AIM:
Print out the entries below with no edits.
++++ RAW DATA
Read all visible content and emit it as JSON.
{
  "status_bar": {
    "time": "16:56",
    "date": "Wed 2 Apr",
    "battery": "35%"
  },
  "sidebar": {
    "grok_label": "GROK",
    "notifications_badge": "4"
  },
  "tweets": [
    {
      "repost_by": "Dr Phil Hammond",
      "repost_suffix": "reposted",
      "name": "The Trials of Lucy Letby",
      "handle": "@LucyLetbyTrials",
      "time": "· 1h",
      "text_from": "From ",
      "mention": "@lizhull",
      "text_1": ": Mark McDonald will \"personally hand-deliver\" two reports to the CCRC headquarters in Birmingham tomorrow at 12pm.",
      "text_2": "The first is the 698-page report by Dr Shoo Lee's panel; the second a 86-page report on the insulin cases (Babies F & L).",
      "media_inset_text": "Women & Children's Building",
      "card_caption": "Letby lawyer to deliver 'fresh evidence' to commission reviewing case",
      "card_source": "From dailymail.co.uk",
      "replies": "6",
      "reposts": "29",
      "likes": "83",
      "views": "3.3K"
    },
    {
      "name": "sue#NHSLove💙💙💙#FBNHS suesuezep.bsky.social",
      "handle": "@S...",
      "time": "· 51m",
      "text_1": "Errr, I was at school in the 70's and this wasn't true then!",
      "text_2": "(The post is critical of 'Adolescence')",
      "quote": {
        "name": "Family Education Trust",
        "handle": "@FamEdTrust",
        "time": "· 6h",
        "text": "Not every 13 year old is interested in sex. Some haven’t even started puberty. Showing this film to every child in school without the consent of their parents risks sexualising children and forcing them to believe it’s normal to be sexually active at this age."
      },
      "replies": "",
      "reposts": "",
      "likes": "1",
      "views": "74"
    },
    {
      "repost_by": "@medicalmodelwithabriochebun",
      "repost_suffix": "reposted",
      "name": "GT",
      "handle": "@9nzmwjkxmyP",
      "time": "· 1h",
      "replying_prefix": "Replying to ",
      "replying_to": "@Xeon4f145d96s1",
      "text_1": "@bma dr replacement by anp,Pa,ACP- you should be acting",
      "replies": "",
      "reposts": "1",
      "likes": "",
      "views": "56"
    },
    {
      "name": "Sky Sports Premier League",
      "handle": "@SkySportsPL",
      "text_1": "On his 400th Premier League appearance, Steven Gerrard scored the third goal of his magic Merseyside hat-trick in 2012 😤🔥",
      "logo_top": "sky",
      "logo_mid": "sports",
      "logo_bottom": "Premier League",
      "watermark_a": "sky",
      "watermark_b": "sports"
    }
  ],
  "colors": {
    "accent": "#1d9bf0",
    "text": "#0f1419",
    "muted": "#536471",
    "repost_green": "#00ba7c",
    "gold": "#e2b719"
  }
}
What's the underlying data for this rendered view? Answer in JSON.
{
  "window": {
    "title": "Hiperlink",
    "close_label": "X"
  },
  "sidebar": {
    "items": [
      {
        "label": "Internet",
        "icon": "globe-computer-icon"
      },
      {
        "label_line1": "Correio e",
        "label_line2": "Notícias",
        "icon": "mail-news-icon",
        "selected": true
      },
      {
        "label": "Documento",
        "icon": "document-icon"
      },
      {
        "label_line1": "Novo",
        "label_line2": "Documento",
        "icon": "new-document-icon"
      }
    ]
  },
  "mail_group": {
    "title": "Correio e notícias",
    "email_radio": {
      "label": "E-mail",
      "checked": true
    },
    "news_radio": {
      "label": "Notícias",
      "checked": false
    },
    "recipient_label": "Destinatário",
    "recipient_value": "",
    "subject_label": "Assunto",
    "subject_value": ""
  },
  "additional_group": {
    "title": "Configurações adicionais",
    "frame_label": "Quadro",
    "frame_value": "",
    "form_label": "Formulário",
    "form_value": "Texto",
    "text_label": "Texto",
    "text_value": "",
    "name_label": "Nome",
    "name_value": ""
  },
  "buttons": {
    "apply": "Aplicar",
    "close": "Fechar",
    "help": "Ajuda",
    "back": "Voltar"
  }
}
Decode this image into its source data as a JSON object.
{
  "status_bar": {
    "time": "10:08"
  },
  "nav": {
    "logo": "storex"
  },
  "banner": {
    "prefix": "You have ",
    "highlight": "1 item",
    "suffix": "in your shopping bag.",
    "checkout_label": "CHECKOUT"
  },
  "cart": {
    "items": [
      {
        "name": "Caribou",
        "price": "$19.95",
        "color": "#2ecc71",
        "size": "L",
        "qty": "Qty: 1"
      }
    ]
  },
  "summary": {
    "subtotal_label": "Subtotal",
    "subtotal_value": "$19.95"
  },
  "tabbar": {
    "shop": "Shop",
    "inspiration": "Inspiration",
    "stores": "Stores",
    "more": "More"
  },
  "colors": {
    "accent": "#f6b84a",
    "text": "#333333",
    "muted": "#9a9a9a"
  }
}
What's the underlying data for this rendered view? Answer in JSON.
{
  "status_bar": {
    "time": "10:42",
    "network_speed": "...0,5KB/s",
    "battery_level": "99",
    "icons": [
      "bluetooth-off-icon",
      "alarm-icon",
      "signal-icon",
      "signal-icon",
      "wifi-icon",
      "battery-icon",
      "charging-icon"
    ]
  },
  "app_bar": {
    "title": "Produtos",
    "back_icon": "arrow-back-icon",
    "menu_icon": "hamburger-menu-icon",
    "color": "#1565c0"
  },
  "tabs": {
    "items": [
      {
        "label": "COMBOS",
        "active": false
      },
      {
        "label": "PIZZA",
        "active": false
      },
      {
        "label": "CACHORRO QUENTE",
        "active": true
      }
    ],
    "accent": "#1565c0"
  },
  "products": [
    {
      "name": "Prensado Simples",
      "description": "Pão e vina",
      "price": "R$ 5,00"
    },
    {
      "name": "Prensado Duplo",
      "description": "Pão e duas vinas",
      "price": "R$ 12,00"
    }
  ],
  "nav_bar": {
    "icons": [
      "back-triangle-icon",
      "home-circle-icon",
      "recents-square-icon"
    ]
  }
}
++++++++
FINAL RESULT:
Read all visible content and emit it as JSON.
{
  "status_bar": {
    "time": "16:56",
    "date": "Wed 2 Apr",
    "battery": "35%"
  },
  "sidebar": {
    "grok_label": "GROK",
    "notifications_badge": "4"
  },
  "tweets": [
    {
      "repost_by": "Dr Phil Hammond",
      "repost_suffix": "reposted",
      "name": "The Trials of Lucy Letby",
      "handle": "@LucyLetbyTrials",
      "time": "· 1h",
      "text_from": "From ",
      "mention": "@lizhull",
      "text_1": ": Mark McDonald will \"personally hand-deliver\" two reports to the CCRC headquarters in Birmingham tomorrow at 12pm.",
      "text_2": "The first is the 698-page report by Dr Shoo Lee's panel; the second a 86-page report on the insulin cases (Babies F & L).",
      "media_inset_text": "Women & Children's Building",
      "card_caption": "Letby lawyer to deliver 'fresh evidence' to commission reviewing case",
      "card_source": "From dailymail.co.uk",
      "replies": "6",
      "reposts": "29",
      "likes": "83",
      "views": "3.3K"
    },
    {
      "name": "sue#NHSLove💙💙💙#FBNHS suesuezep.bsky.social",
      "handle": "@S...",
      "time": "· 51m",
      "text_1": "Errr, I was at school in the 70's and this wasn't true then!",
      "text_2": "(The post is critical of 'Adolescence')",
      "quote": {
        "name": "Family Education Trust",
        "handle": "@FamEdTrust",
        "time": "· 6h",
        "text": "Not every 13 year old is interested in sex. Some haven’t even started puberty. Showing this film to every child in school without the consent of their parents risks sexualising children and forcing them to believe it’s normal to be sexually active at this age."
      },
      "replies": "",
      "reposts": "",
      "likes": "1",
      "views": "74"
    },
    {
      "repost_by": "@medicalmodelwithabriochebun",
      "repost_suffix": "reposted",
      "name": "GT",
      "handle": "@9nzmwjkxmyP",
      "time": "· 1h",
      "replying_prefix": "Replying to ",
      "replying_to": "@Xeon4f145d96s1",
      "text_1": "@bma dr replacement by anp,Pa,ACP- you should be acting",
      "replies": "",
      "reposts": "1",
      "likes": "",
      "views": "56"
    },
    {
      "name": "Sky Sports Premier League",
      "handle": "@SkySportsPL",
      "text_1": "On his 400th Premier League appearance, Steven Gerrard scored the third goal of his magic Merseyside hat-trick in 2012 😤🔥",
      "logo_top": "sky",
      "logo_mid": "sports",
      "logo_bottom": "Premier League",
      "watermark_a": "sky",
      "watermark_b": "sports"
    }
  ],
  "colors": {
    "accent": "#1d9bf0",
    "text": "#0f1419",
    "muted": "#536471",
    "repost_green": "#00ba7c",
    "gold": "#e2b719"
  }
}
What's the underlying data for this rendered view? Answer in JSON.
{
  "window": {
    "title": "Hiperlink",
    "close_label": "X"
  },
  "sidebar": {
    "items": [
      {
        "label": "Internet",
        "icon": "globe-computer-icon"
      },
      {
        "label_line1": "Correio e",
        "label_line2": "Notícias",
        "icon": "mail-news-icon",
        "selected": true
      },
      {
        "label": "Documento",
        "icon": "document-icon"
      },
      {
        "label_line1": "Novo",
        "label_line2": "Documento",
        "icon": "new-document-icon"
      }
    ]
  },
  "mail_group": {
    "title": "Correio e notícias",
    "email_radio": {
      "label": "E-mail",
      "checked": true
    },
    "news_radio": {
      "label": "Notícias",
      "checked": false
    },
    "recipient_label": "Destinatário",
    "recipient_value": "",
    "subject_label": "Assunto",
    "subject_value": ""
  },
  "additional_group": {
    "title": "Configurações adicionais",
    "frame_label": "Quadro",
    "frame_value": "",
    "form_label": "Formulário",
    "form_value": "Texto",
    "text_label": "Texto",
    "text_value": "",
    "name_label": "Nome",
    "name_value": ""
  },
  "buttons": {
    "apply": "Aplicar",
    "close": "Fechar",
    "help": "Ajuda",
    "back": "Voltar"
  }
}
Decode this image into its source data as a JSON object.
{
  "status_bar": {
    "time": "10:08"
  },
  "nav": {
    "logo": "storex"
  },
  "banner": {
    "prefix": "You have ",
    "highlight": "1 item",
    "suffix": "in your shopping bag.",
    "checkout_label": "CHECKOUT"
  },
  "cart": {
    "items": [
      {
        "name": "Caribou",
        "price": "$19.95",
        "color": "#2ecc71",
        "size": "L",
        "qty": "Qty: 1"
      }
    ]
  },
  "summary": {
    "subtotal_label": "Subtotal",
    "subtotal_value": "$19.95"
  },
  "tabbar": {
    "shop": "Shop",
    "inspiration": "Inspiration",
    "stores": "Stores",
    "more": "More"
  },
  "colors": {
    "accent": "#f6b84a",
    "text": "#333333",
    "muted": "#9a9a9a"
  }
}
What's the underlying data for this rendered view? Answer in JSON.
{
  "status_bar": {
    "time": "10:42",
    "network_speed": "...0,5KB/s",
    "battery_level": "99",
    "icons": [
      "bluetooth-off-icon",
      "alarm-icon",
      "signal-icon",
      "signal-icon",
      "wifi-icon",
      "battery-icon",
      "charging-icon"
    ]
  },
  "app_bar": {
    "title": "Produtos",
    "back_icon": "arrow-back-icon",
    "menu_icon": "hamburger-menu-icon",
    "color": "#1565c0"
  },
  "tabs": {
    "items": [
      {
        "label": "COMBOS",
        "active": false
      },
      {
        "label": "PIZZA",
        "active": false
      },
      {
        "label": "CACHORRO QUENTE",
        "active": true
      }
    ],
    "accent": "#1565c0"
  },
  "products": [
    {
      "name": "Prensado Simples",
      "description": "Pão e vina",
      "price": "R$ 5,00"
    },
    {
      "name": "Prensado Duplo",
      "description": "Pão e duas vinas",
      "price": "R$ 12,00"
    }
  ],
  "nav_bar": {
    "icons": [
      "back-triangle-icon",
      "home-circle-icon",
      "recents-square-icon"
    ]
  }
}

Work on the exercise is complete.